(Extracted data entries)
>>>>>
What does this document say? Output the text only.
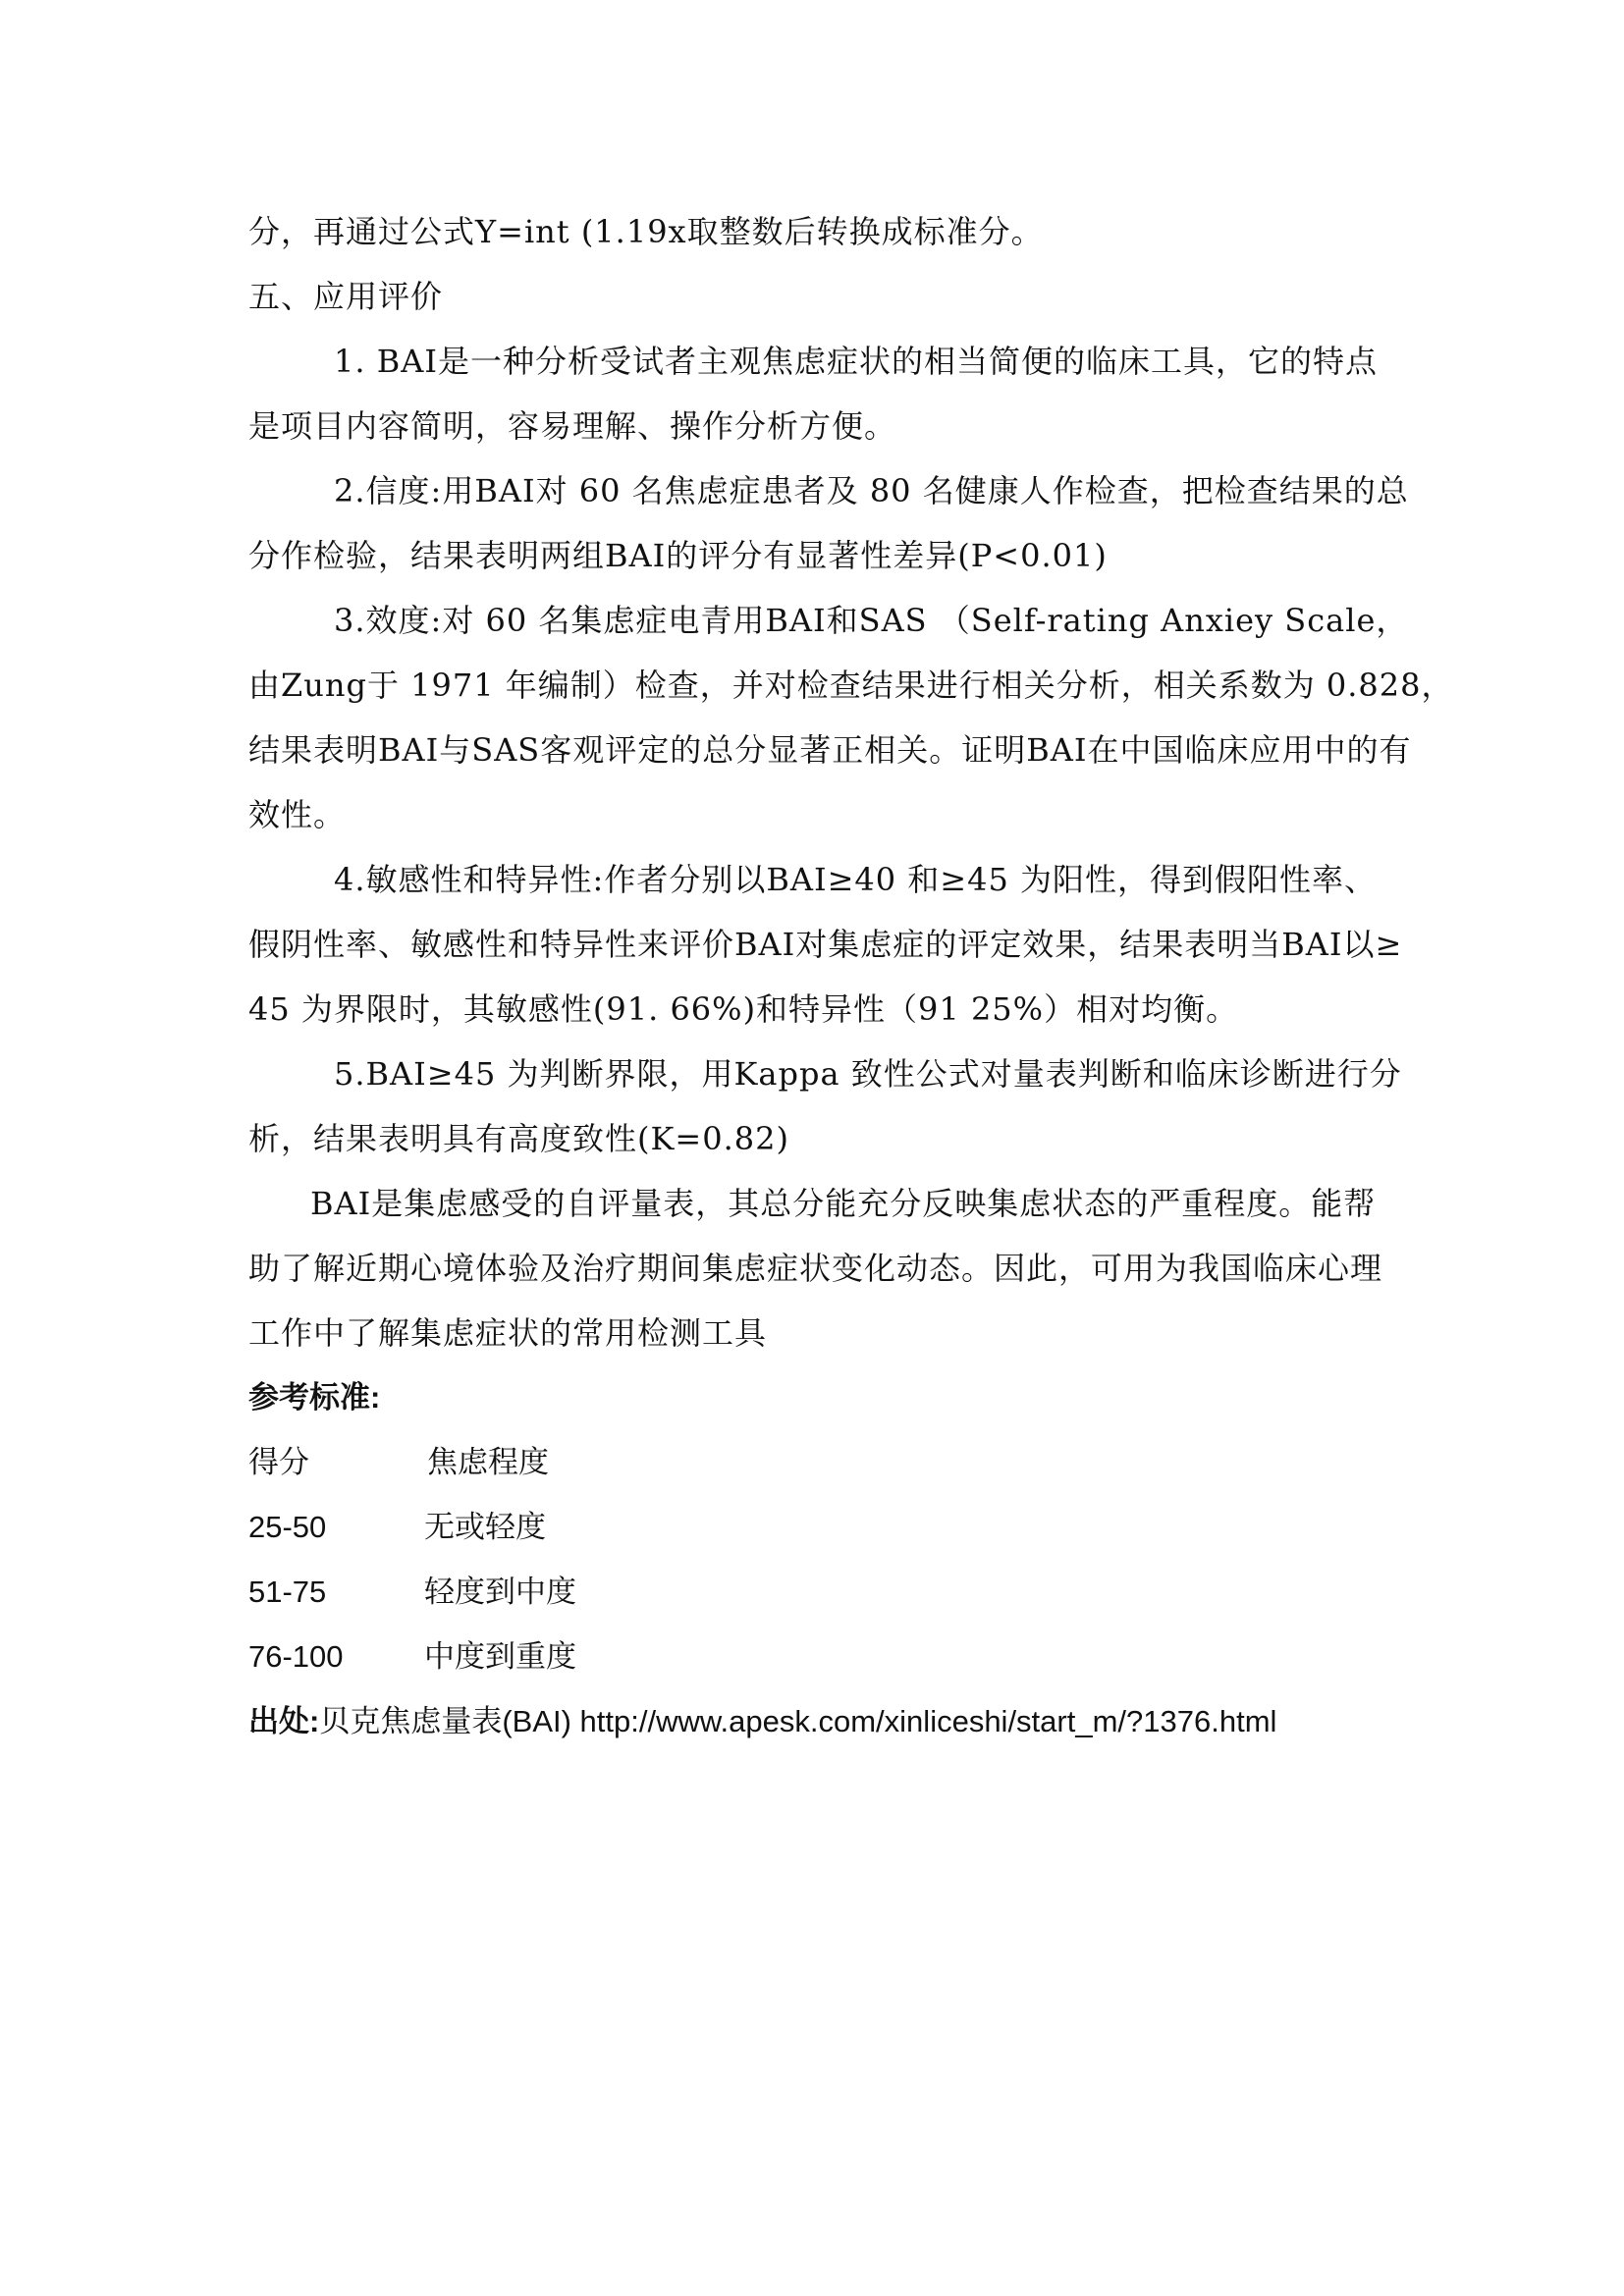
分，再通过公式Y=int (1.19x取整数后转换成标准分。
五、应用评价
1. BAI是一种分析受试者主观焦虑症状的相当简便的临床工具，它的特点
是项目内容简明，容易理解、操作分析方便。
2.信度:用BAI对 60 名焦虑症患者及 80 名健康人作检查，把检查结果的总
分作检验，结果表明两组BAI的评分有显著性差异(P<0.01)
3.效度:对 60 名集虑症电青用BAI和SAS （Self-rating Anxiey Scale，
由Zung于 1971 年编制）检查，并对检查结果进行相关分析，相关系数为 0.828，
结果表明BAI与SAS客观评定的总分显著正相关。证明BAI在中国临床应用中的有
效性。
4.敏感性和特异性:作者分别以BAI≥40 和≥45 为阳性，得到假阳性率、
假阴性率、敏感性和特异性来评价BAI对集虑症的评定效果，结果表明当BAI以≥
45 为界限时，其敏感性(91. 66%)和特异性（91 25%）相对均衡。
5.BAI≥45 为判断界限，用Kappa 致性公式对量表判断和临床诊断进行分
析，结果表明具有高度致性(K=0.82)
BAI是集虑感受的自评量表，其总分能充分反映集虑状态的严重程度。能帮
助了解近期心境体验及治疗期间集虑症状变化动态。因此，可用为我国临床心理
工作中了解集虑症状的常用检测工具
参考标准:
得分	焦虑程度
25-50	无或轻度
51-75	轻度到中度
76-100	中度到重度
出处:贝克焦虑量表(BAI) http://www.apesk.com/xinliceshi/start_m/?1376.html
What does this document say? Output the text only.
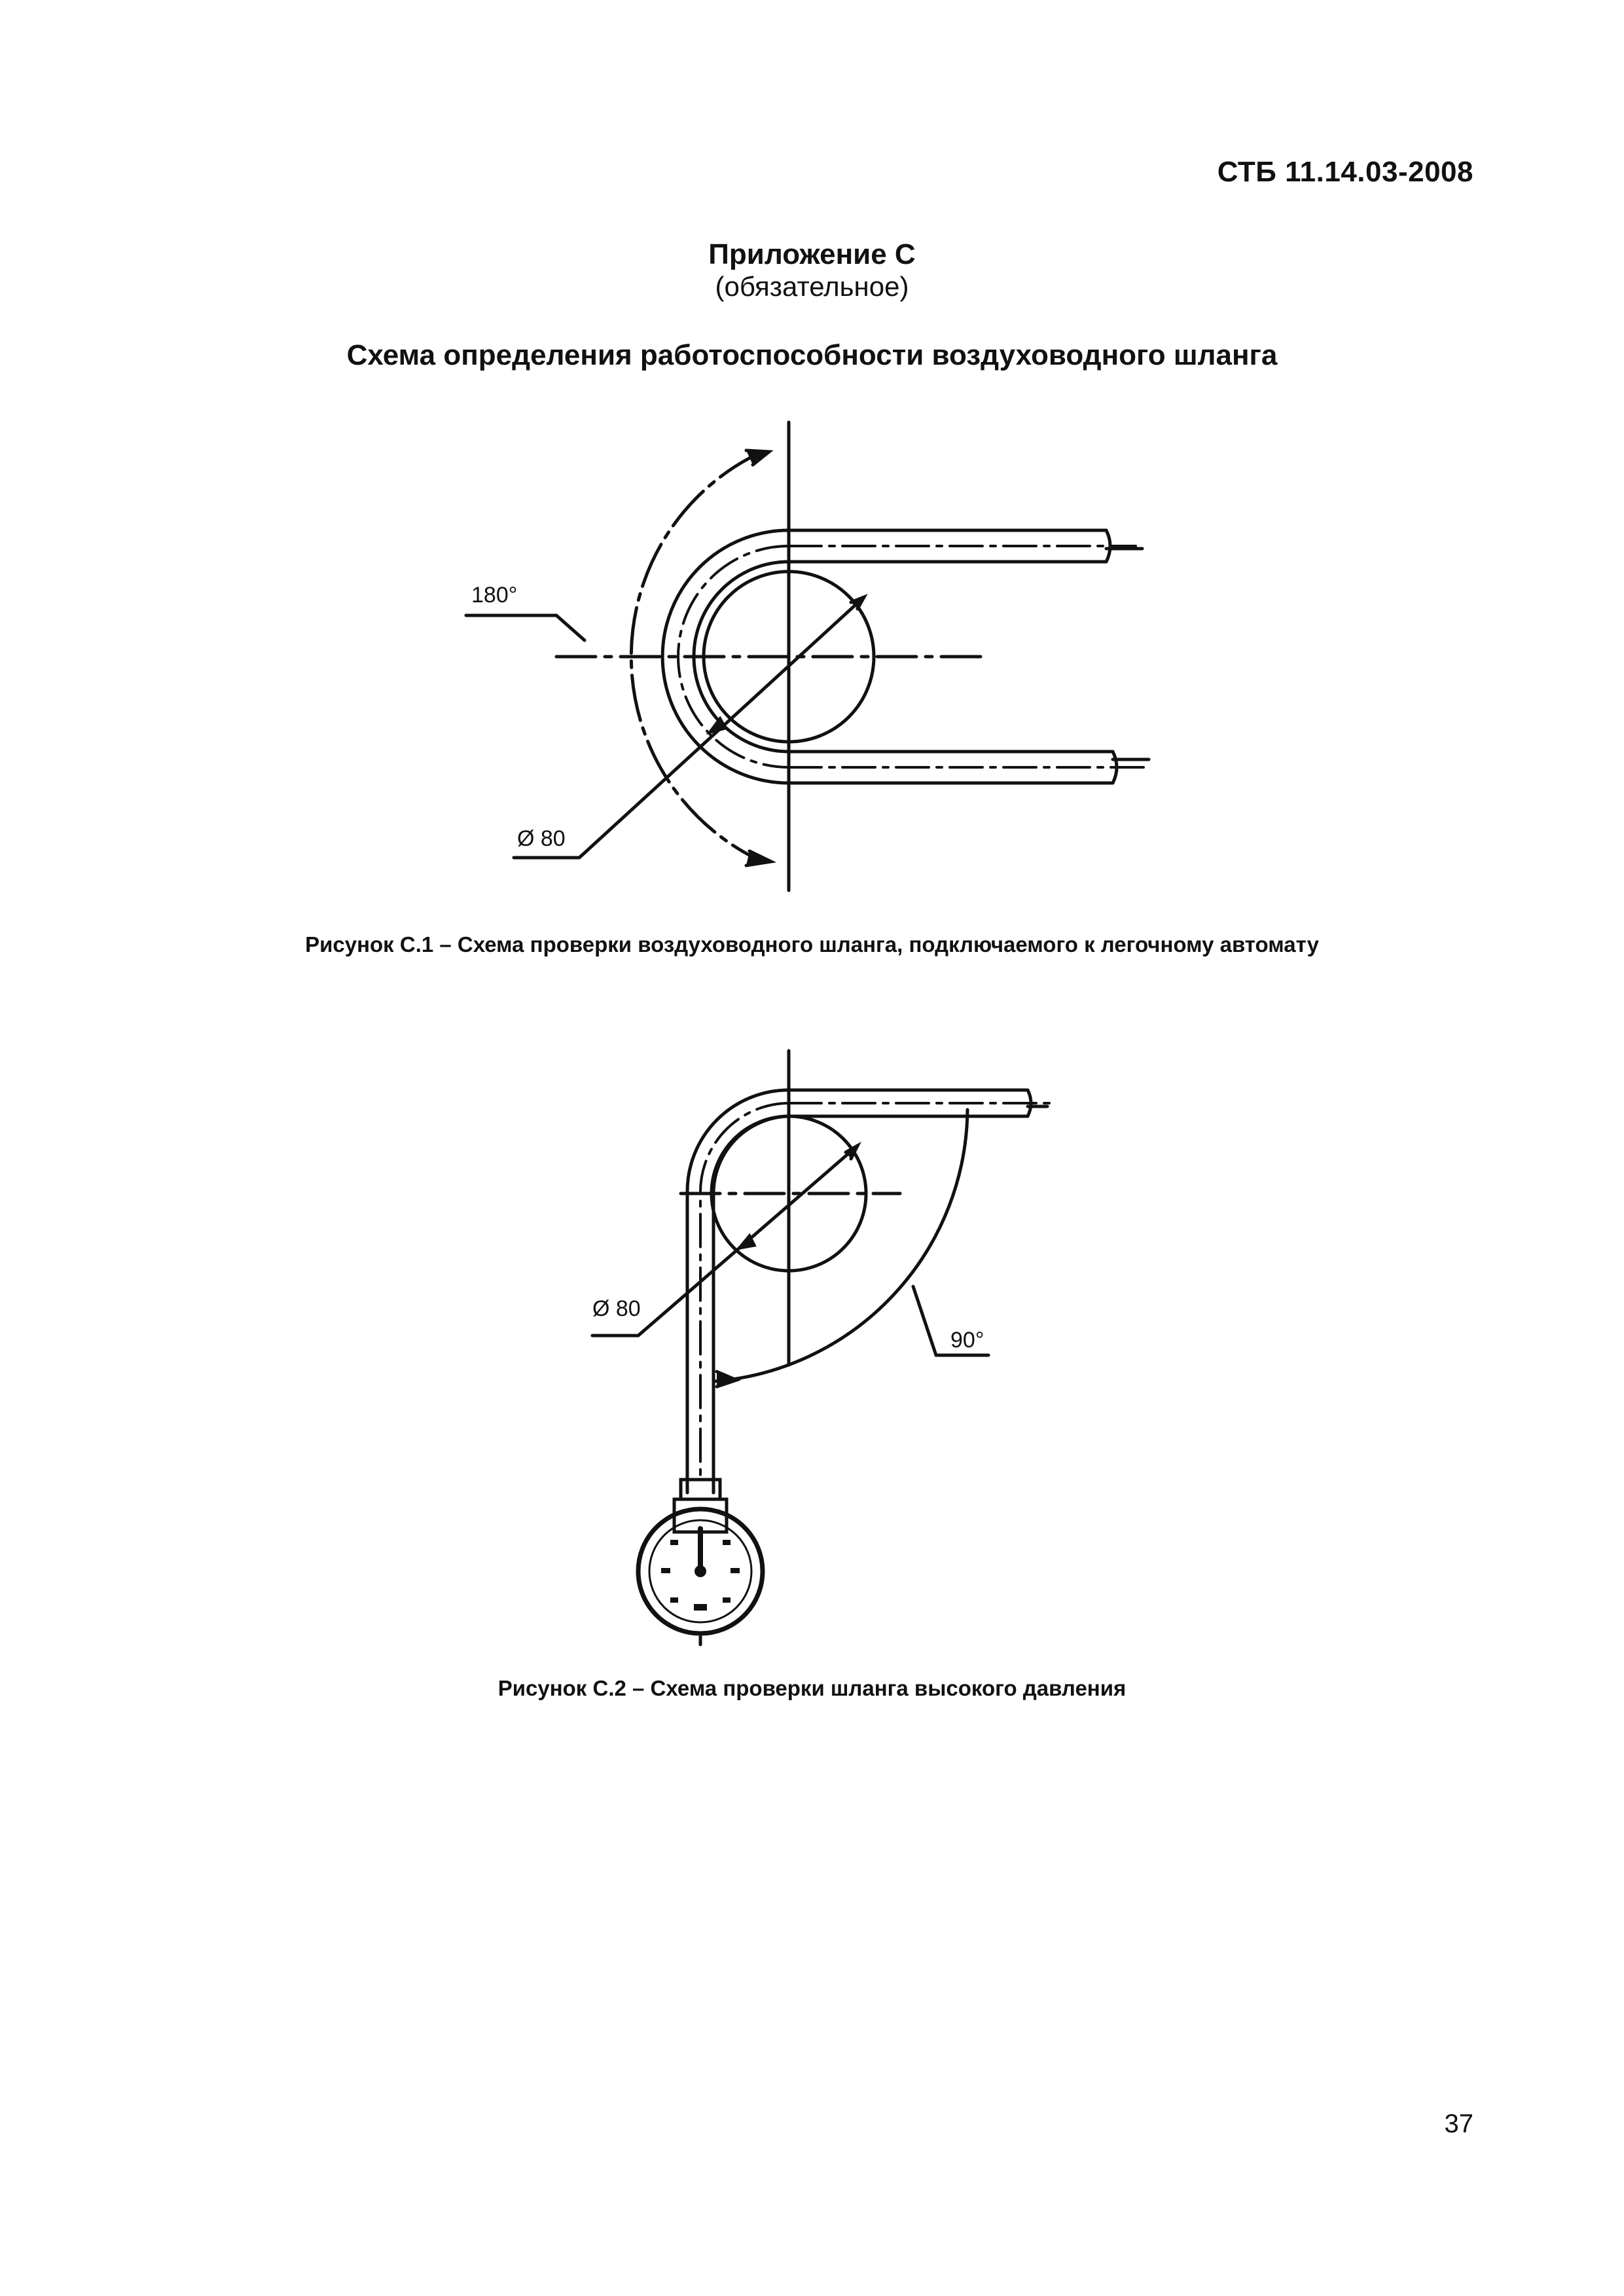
СТБ 11.14.03-2008
Приложение С
(обязательное)
Схема определения работоспособности воздуховодного шланга
180°
Ø 80
Рисунок С.1 – Схема проверки воздуховодного шланга, подключаемого к легочному автомату
Ø 80
90°
Рисунок С.2 – Схема проверки шланга высокого давления
37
<<<<<
▸ **Exercise**:
Using the listing above, return all lines where the word "воздуховодного" occurs.

▸ **Completed exercise**:
Схема определения работоспособности воздуховодного шланга
Рисунок С.1 – Схема проверки воздуховодного шланга, подключаемого к легочному автомату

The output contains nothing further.